**Task to carry out:** Output every line below without omitting or altering anything.

**Records shown:**
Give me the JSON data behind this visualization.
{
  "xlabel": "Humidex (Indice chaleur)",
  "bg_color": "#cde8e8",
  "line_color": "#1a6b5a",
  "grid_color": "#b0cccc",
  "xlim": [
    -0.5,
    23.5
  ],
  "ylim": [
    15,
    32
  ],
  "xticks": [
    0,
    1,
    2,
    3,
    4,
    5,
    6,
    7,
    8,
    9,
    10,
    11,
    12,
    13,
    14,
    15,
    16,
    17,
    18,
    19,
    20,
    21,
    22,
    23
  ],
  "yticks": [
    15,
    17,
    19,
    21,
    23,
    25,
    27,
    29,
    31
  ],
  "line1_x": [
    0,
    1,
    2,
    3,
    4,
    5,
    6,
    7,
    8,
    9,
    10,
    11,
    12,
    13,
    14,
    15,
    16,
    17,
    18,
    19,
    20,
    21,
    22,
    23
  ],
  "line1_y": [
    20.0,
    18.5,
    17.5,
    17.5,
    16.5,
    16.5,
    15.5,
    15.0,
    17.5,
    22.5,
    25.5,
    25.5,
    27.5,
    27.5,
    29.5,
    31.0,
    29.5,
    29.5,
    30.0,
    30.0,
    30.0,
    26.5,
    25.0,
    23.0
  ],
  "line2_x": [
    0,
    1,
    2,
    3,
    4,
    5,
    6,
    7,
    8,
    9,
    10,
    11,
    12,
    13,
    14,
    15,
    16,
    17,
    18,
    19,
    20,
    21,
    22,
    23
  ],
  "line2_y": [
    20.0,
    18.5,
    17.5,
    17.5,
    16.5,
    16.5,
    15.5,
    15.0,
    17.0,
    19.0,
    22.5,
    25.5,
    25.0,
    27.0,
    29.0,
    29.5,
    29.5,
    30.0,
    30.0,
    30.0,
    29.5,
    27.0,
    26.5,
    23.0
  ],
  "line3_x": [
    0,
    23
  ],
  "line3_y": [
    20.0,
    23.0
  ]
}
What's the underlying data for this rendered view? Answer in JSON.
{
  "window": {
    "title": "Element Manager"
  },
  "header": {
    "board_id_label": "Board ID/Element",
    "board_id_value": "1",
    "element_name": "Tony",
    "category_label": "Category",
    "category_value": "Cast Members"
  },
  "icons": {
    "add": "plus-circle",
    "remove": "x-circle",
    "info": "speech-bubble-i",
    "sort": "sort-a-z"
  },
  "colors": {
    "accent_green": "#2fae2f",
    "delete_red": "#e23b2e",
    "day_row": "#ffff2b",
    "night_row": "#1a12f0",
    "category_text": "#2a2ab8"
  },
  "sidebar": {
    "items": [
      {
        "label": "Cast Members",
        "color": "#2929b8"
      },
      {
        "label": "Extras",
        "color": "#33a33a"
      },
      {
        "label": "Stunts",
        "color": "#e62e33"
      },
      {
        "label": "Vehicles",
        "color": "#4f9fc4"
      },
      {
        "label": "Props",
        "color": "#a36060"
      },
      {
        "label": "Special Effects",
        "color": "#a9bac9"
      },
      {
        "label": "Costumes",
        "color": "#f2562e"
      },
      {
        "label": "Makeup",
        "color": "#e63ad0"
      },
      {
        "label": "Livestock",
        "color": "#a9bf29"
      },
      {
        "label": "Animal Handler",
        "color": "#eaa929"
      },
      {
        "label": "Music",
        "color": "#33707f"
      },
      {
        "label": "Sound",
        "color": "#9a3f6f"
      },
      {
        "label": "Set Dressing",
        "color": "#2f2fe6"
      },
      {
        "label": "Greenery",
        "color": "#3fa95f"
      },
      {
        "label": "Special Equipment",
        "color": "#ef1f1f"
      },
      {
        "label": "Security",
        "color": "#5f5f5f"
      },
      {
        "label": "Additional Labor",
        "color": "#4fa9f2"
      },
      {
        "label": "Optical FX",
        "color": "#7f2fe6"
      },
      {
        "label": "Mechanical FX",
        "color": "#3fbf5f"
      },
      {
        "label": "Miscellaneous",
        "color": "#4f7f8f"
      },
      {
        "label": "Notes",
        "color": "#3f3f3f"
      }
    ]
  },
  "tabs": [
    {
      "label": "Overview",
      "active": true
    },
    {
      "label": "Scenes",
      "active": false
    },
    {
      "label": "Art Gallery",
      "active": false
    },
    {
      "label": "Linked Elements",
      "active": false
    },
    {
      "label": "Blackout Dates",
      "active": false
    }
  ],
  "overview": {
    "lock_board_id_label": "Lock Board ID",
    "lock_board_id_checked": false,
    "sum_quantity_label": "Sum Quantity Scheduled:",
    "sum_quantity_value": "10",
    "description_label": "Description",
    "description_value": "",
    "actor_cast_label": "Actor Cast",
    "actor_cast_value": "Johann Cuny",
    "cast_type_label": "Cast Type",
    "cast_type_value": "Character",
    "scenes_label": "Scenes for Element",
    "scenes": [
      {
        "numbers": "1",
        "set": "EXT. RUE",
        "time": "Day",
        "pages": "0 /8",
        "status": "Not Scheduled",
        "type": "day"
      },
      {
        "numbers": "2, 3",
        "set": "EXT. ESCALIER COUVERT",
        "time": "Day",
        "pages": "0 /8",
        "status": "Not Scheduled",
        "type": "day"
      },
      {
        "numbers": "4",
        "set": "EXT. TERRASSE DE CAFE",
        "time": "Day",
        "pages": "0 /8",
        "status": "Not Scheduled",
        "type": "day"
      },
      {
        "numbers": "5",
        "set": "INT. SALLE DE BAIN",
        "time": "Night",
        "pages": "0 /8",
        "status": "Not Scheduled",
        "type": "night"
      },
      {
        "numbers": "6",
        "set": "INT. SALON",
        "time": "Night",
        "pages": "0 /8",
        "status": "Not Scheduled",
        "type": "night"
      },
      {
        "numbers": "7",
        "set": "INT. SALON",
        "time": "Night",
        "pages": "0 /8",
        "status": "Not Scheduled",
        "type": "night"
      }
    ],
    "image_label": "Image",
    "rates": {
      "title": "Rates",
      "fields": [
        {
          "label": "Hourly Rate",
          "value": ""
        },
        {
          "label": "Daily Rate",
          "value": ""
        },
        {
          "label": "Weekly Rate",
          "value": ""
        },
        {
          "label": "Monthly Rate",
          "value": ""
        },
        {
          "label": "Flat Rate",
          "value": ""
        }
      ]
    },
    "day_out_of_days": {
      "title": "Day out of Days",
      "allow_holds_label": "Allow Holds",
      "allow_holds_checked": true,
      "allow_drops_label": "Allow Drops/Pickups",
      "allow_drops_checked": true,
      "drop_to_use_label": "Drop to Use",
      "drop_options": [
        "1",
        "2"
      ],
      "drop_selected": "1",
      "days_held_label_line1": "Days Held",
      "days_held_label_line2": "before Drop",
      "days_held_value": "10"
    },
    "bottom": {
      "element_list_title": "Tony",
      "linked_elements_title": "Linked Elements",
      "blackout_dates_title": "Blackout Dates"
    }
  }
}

**Task result:**
Give me the JSON data behind this visualization.
{
  "xlabel": "Humidex (Indice chaleur)",
  "bg_color": "#cde8e8",
  "line_color": "#1a6b5a",
  "grid_color": "#b0cccc",
  "xlim": [
    -0.5,
    23.5
  ],
  "ylim": [
    15,
    32
  ],
  "xticks": [
    0,
    1,
    2,
    3,
    4,
    5,
    6,
    7,
    8,
    9,
    10,
    11,
    12,
    13,
    14,
    15,
    16,
    17,
    18,
    19,
    20,
    21,
    22,
    23
  ],
  "yticks": [
    15,
    17,
    19,
    21,
    23,
    25,
    27,
    29,
    31
  ],
  "line1_x": [
    0,
    1,
    2,
    3,
    4,
    5,
    6,
    7,
    8,
    9,
    10,
    11,
    12,
    13,
    14,
    15,
    16,
    17,
    18,
    19,
    20,
    21,
    22,
    23
  ],
  "line1_y": [
    20.0,
    18.5,
    17.5,
    17.5,
    16.5,
    16.5,
    15.5,
    15.0,
    17.5,
    22.5,
    25.5,
    25.5,
    27.5,
    27.5,
    29.5,
    31.0,
    29.5,
    29.5,
    30.0,
    30.0,
    30.0,
    26.5,
    25.0,
    23.0
  ],
  "line2_x": [
    0,
    1,
    2,
    3,
    4,
    5,
    6,
    7,
    8,
    9,
    10,
    11,
    12,
    13,
    14,
    15,
    16,
    17,
    18,
    19,
    20,
    21,
    22,
    23
  ],
  "line2_y": [
    20.0,
    18.5,
    17.5,
    17.5,
    16.5,
    16.5,
    15.5,
    15.0,
    17.0,
    19.0,
    22.5,
    25.5,
    25.0,
    27.0,
    29.0,
    29.5,
    29.5,
    30.0,
    30.0,
    30.0,
    29.5,
    27.0,
    26.5,
    23.0
  ],
  "line3_x": [
    0,
    23
  ],
  "line3_y": [
    20.0,
    23.0
  ]
}
What's the underlying data for this rendered view? Answer in JSON.
{
  "window": {
    "title": "Element Manager"
  },
  "header": {
    "board_id_label": "Board ID/Element",
    "board_id_value": "1",
    "element_name": "Tony",
    "category_label": "Category",
    "category_value": "Cast Members"
  },
  "icons": {
    "add": "plus-circle",
    "remove": "x-circle",
    "info": "speech-bubble-i",
    "sort": "sort-a-z"
  },
  "colors": {
    "accent_green": "#2fae2f",
    "delete_red": "#e23b2e",
    "day_row": "#ffff2b",
    "night_row": "#1a12f0",
    "category_text": "#2a2ab8"
  },
  "sidebar": {
    "items": [
      {
        "label": "Cast Members",
        "color": "#2929b8"
      },
      {
        "label": "Extras",
        "color": "#33a33a"
      },
      {
        "label": "Stunts",
        "color": "#e62e33"
      },
      {
        "label": "Vehicles",
        "color": "#4f9fc4"
      },
      {
        "label": "Props",
        "color": "#a36060"
      },
      {
        "label": "Special Effects",
        "color": "#a9bac9"
      },
      {
        "label": "Costumes",
        "color": "#f2562e"
      },
      {
        "label": "Makeup",
        "color": "#e63ad0"
      },
      {
        "label": "Livestock",
        "color": "#a9bf29"
      },
      {
        "label": "Animal Handler",
        "color": "#eaa929"
      },
      {
        "label": "Music",
        "color": "#33707f"
      },
      {
        "label": "Sound",
        "color": "#9a3f6f"
      },
      {
        "label": "Set Dressing",
        "color": "#2f2fe6"
      },
      {
        "label": "Greenery",
        "color": "#3fa95f"
      },
      {
        "label": "Special Equipment",
        "color": "#ef1f1f"
      },
      {
        "label": "Security",
        "color": "#5f5f5f"
      },
      {
        "label": "Additional Labor",
        "color": "#4fa9f2"
      },
      {
        "label": "Optical FX",
        "color": "#7f2fe6"
      },
      {
        "label": "Mechanical FX",
        "color": "#3fbf5f"
      },
      {
        "label": "Miscellaneous",
        "color": "#4f7f8f"
      },
      {
        "label": "Notes",
        "color": "#3f3f3f"
      }
    ]
  },
  "tabs": [
    {
      "label": "Overview",
      "active": true
    },
    {
      "label": "Scenes",
      "active": false
    },
    {
      "label": "Art Gallery",
      "active": false
    },
    {
      "label": "Linked Elements",
      "active": false
    },
    {
      "label": "Blackout Dates",
      "active": false
    }
  ],
  "overview": {
    "lock_board_id_label": "Lock Board ID",
    "lock_board_id_checked": false,
    "sum_quantity_label": "Sum Quantity Scheduled:",
    "sum_quantity_value": "10",
    "description_label": "Description",
    "description_value": "",
    "actor_cast_label": "Actor Cast",
    "actor_cast_value": "Johann Cuny",
    "cast_type_label": "Cast Type",
    "cast_type_value": "Character",
    "scenes_label": "Scenes for Element",
    "scenes": [
      {
        "numbers": "1",
        "set": "EXT. RUE",
        "time": "Day",
        "pages": "0 /8",
        "status": "Not Scheduled",
        "type": "day"
      },
      {
        "numbers": "2, 3",
        "set": "EXT. ESCALIER COUVERT",
        "time": "Day",
        "pages": "0 /8",
        "status": "Not Scheduled",
        "type": "day"
      },
      {
        "numbers": "4",
        "set": "EXT. TERRASSE DE CAFE",
        "time": "Day",
        "pages": "0 /8",
        "status": "Not Scheduled",
        "type": "day"
      },
      {
        "numbers": "5",
        "set": "INT. SALLE DE BAIN",
        "time": "Night",
        "pages": "0 /8",
        "status": "Not Scheduled",
        "type": "night"
      },
      {
        "numbers": "6",
        "set": "INT. SALON",
        "time": "Night",
        "pages": "0 /8",
        "status": "Not Scheduled",
        "type": "night"
      },
      {
        "numbers": "7",
        "set": "INT. SALON",
        "time": "Night",
        "pages": "0 /8",
        "status": "Not Scheduled",
        "type": "night"
      }
    ],
    "image_label": "Image",
    "rates": {
      "title": "Rates",
      "fields": [
        {
          "label": "Hourly Rate",
          "value": ""
        },
        {
          "label": "Daily Rate",
          "value": ""
        },
        {
          "label": "Weekly Rate",
          "value": ""
        },
        {
          "label": "Monthly Rate",
          "value": ""
        },
        {
          "label": "Flat Rate",
          "value": ""
        }
      ]
    },
    "day_out_of_days": {
      "title": "Day out of Days",
      "allow_holds_label": "Allow Holds",
      "allow_holds_checked": true,
      "allow_drops_label": "Allow Drops/Pickups",
      "allow_drops_checked": true,
      "drop_to_use_label": "Drop to Use",
      "drop_options": [
        "1",
        "2"
      ],
      "drop_selected": "1",
      "days_held_label_line1": "Days Held",
      "days_held_label_line2": "before Drop",
      "days_held_value": "10"
    },
    "bottom": {
      "element_list_title": "Tony",
      "linked_elements_title": "Linked Elements",
      "blackout_dates_title": "Blackout Dates"
    }
  }
}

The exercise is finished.